--- Begin ---

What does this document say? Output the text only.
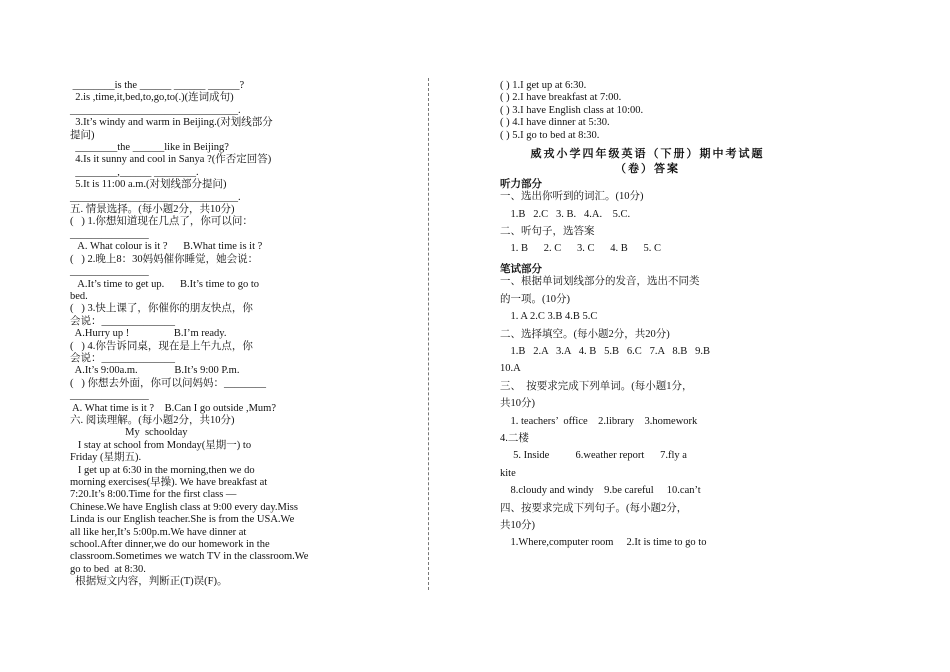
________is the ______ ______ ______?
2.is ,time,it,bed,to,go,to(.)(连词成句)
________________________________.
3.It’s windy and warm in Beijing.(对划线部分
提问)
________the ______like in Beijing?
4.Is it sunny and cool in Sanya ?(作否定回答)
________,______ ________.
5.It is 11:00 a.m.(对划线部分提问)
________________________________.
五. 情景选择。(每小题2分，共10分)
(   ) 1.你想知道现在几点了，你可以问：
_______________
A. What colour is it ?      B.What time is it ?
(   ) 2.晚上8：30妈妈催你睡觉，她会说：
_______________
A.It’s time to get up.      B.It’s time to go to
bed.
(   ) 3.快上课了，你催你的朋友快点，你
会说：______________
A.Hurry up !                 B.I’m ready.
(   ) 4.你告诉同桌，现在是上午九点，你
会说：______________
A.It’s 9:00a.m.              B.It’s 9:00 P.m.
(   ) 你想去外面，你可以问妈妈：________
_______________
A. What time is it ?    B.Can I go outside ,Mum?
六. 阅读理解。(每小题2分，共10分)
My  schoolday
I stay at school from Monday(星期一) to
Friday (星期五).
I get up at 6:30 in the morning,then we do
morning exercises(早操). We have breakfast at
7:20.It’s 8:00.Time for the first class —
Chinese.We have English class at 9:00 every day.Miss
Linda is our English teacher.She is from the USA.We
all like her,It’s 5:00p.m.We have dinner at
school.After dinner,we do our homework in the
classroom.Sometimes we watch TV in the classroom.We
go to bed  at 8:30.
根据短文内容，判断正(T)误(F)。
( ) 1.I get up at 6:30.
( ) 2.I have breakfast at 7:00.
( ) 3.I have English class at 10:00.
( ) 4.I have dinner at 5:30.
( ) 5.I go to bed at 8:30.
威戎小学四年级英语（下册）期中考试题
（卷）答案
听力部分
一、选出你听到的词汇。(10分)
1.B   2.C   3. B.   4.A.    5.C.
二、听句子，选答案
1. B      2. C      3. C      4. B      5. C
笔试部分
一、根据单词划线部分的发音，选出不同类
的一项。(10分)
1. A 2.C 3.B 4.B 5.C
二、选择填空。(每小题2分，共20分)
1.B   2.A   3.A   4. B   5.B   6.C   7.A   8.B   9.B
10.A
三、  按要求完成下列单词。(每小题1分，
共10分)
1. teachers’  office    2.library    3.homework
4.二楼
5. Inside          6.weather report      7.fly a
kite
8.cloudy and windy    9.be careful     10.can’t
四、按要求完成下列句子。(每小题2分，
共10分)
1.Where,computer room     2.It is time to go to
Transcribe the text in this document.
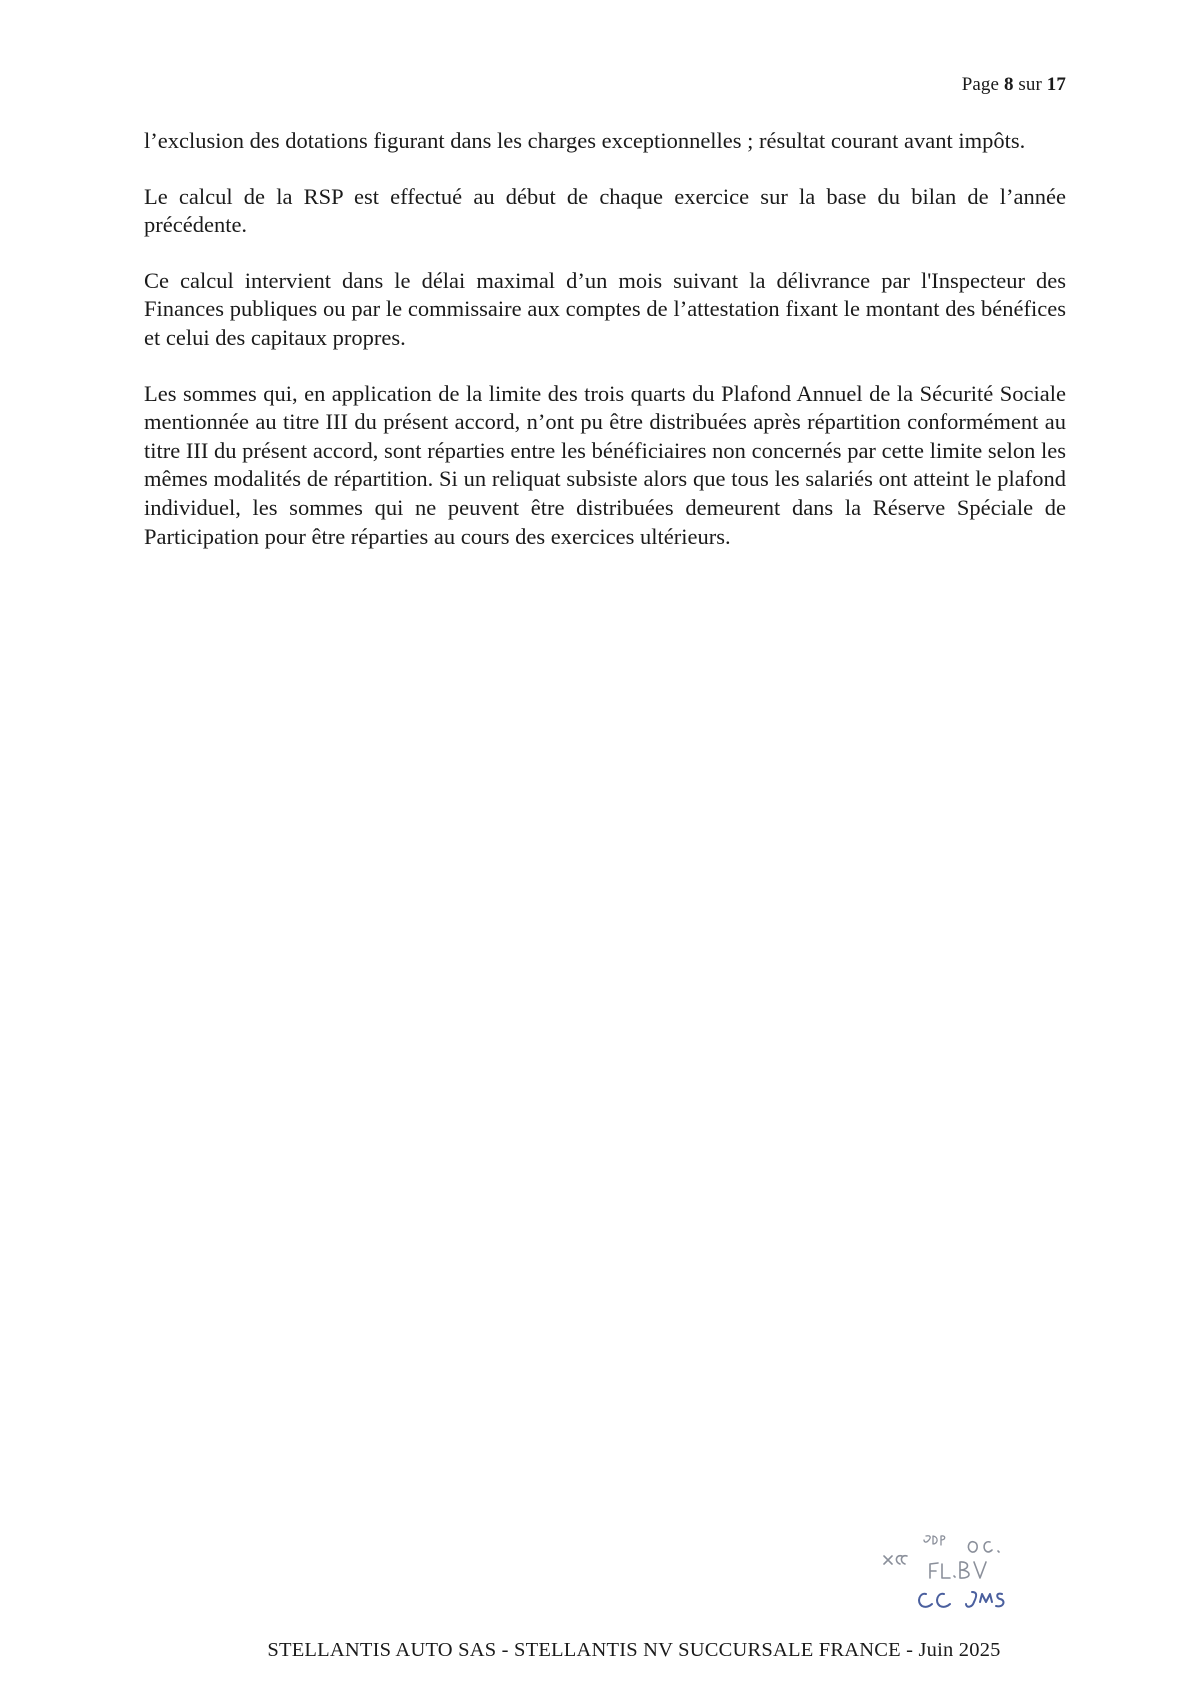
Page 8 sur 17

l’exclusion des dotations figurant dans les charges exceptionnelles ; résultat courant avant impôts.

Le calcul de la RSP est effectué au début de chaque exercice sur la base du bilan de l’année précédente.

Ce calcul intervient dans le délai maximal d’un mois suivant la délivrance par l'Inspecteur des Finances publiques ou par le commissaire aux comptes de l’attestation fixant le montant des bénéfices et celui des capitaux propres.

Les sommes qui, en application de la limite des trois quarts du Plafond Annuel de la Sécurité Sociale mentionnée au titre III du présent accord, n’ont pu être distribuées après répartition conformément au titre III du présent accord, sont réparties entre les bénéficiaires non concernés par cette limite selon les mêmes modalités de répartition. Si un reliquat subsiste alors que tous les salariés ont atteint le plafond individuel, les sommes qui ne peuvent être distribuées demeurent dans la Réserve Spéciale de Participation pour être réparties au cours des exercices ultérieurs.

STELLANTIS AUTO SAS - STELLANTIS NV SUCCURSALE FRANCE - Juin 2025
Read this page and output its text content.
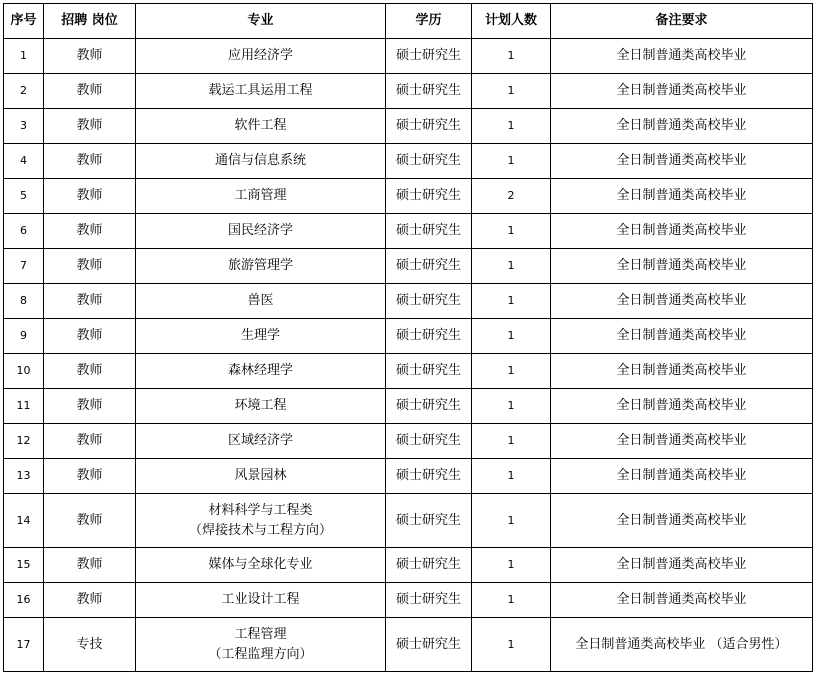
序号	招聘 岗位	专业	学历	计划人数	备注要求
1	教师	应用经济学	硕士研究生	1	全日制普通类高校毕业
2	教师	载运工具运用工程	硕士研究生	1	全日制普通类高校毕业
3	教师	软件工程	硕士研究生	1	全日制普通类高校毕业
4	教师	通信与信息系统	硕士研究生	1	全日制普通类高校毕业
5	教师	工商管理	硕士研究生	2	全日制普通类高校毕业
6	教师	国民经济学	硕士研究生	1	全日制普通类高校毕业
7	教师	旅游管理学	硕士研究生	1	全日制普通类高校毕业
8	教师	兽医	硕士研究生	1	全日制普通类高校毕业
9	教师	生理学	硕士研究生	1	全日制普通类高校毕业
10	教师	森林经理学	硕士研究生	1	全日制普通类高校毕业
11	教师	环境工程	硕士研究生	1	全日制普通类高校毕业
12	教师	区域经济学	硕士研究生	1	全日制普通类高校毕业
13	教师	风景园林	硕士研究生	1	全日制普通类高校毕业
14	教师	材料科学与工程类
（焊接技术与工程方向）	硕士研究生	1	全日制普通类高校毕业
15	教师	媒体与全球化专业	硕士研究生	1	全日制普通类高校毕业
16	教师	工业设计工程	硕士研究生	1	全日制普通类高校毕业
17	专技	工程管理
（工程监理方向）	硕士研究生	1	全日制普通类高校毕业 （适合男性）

--- End ---

> _Requirements_
Within the entries above, work out how many lines contain the word "dans". The number alone is the answer.

> _Written solution_
3